> **What you have to do**
For the material that follows, list every line containing the word "this".

"""

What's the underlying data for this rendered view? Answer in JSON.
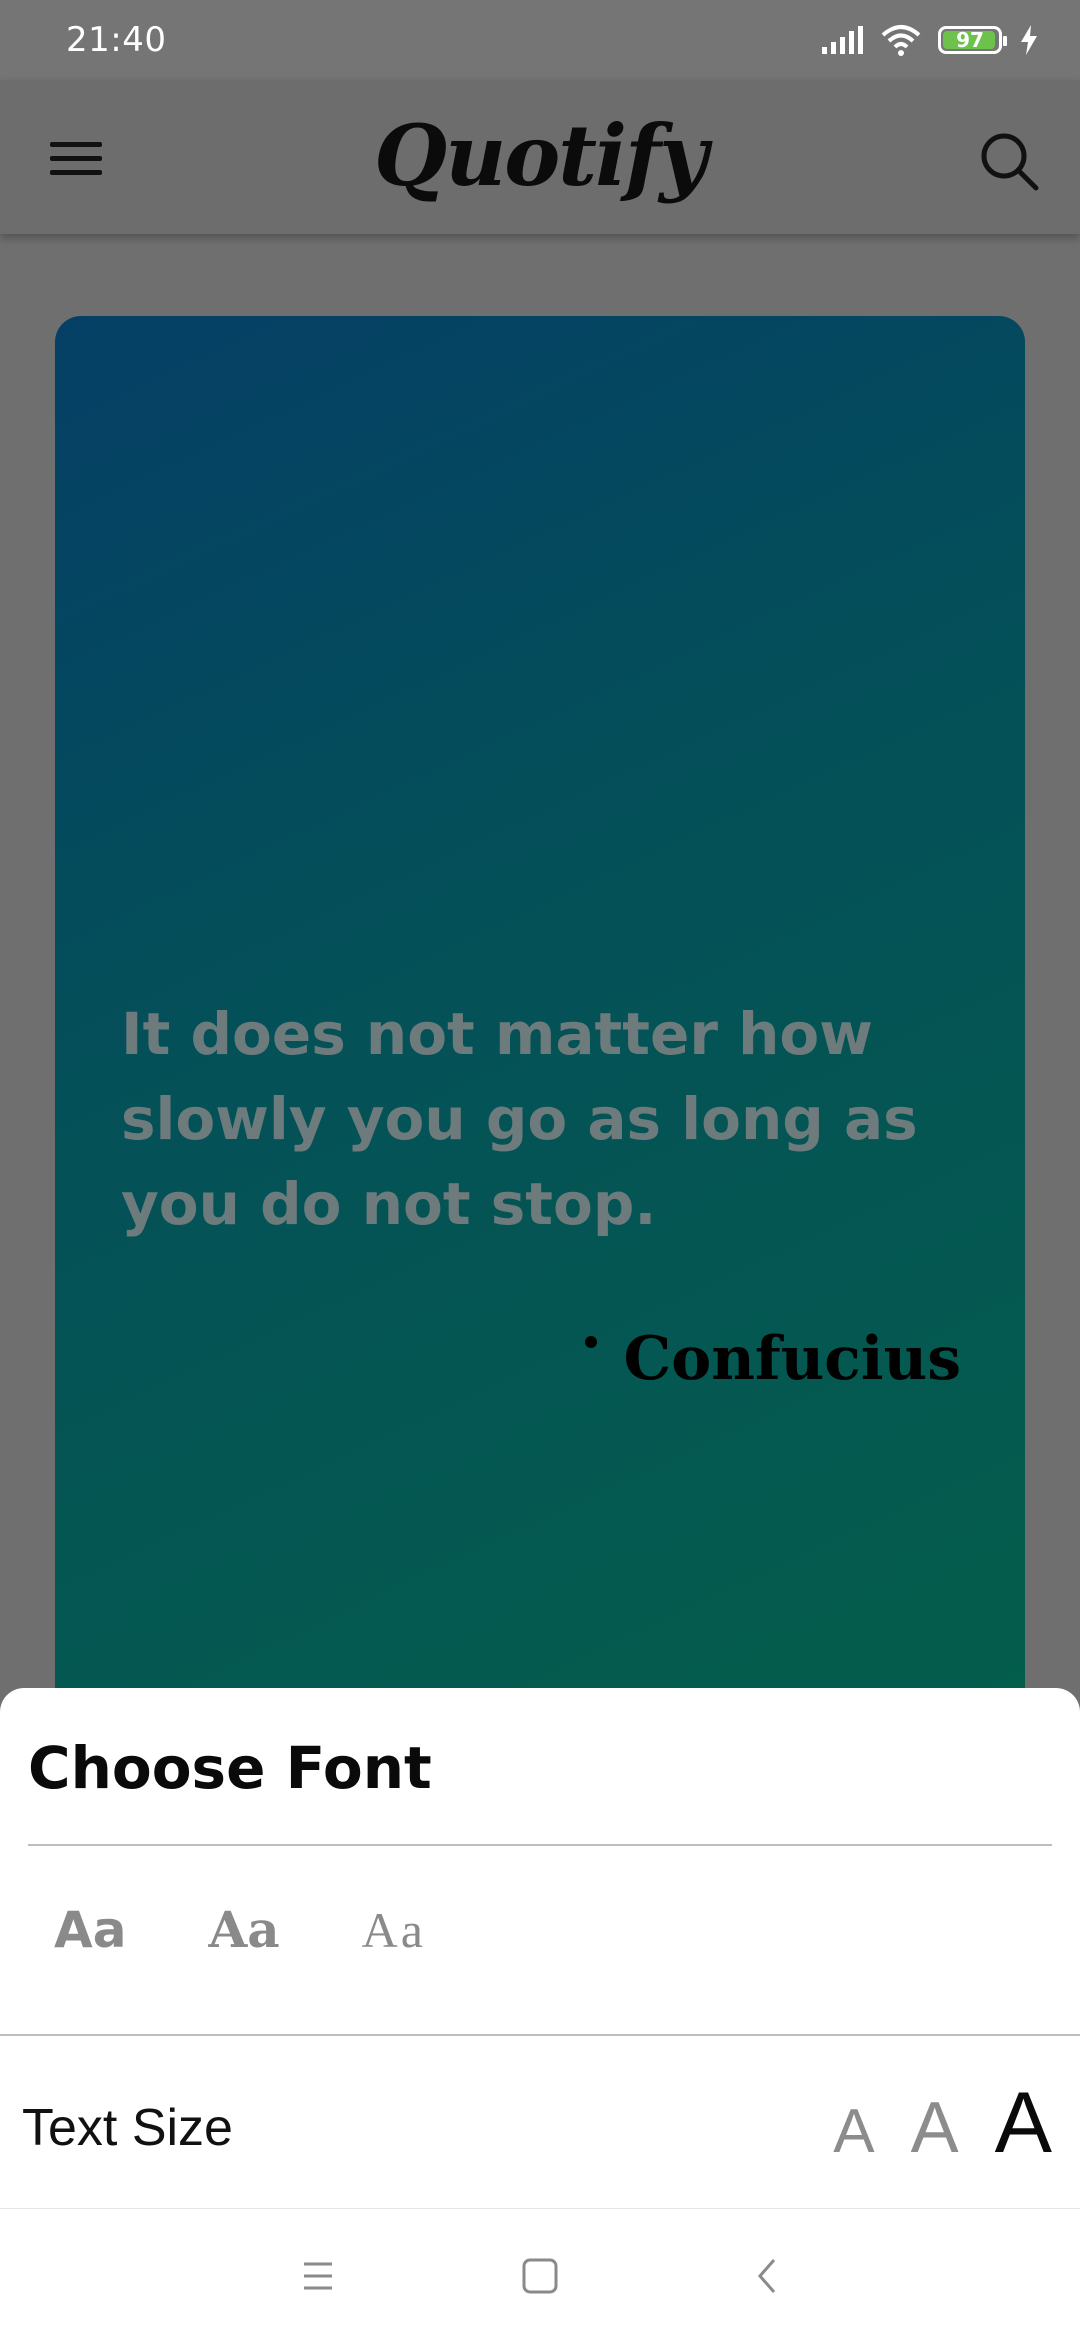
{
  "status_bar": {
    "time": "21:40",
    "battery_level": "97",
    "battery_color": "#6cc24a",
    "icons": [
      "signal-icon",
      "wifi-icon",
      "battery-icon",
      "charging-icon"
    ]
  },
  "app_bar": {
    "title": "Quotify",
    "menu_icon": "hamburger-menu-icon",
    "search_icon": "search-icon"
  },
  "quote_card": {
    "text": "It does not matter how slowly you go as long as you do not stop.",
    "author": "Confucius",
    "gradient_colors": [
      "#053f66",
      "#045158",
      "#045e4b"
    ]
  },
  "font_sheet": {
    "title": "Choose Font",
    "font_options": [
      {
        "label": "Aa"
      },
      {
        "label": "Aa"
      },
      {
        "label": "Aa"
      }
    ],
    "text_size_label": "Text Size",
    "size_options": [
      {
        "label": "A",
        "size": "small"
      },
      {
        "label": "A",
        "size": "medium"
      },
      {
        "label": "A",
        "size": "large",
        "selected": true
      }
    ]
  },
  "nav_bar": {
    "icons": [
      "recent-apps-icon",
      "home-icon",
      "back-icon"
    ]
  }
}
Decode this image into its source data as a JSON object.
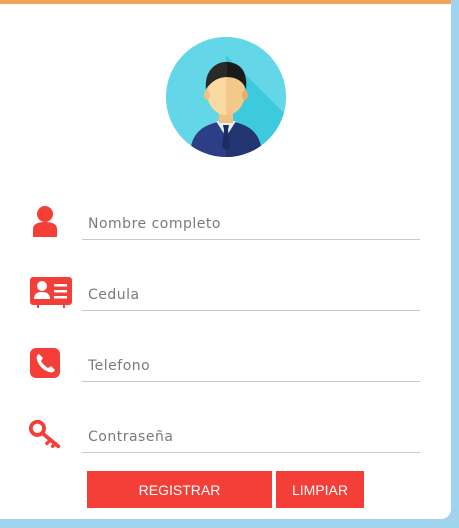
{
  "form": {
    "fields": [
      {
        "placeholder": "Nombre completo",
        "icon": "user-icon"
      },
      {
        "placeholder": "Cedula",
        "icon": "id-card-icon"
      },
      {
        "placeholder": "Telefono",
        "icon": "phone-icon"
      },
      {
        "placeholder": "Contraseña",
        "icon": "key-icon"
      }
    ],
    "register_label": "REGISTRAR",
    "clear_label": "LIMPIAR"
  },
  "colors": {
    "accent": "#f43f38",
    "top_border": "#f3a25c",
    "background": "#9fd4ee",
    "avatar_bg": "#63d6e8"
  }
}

"""

> **Exercise output**
What's the underlying data for this rendered view? Answer in JSON.
Decode this image into its source data as a JSON object.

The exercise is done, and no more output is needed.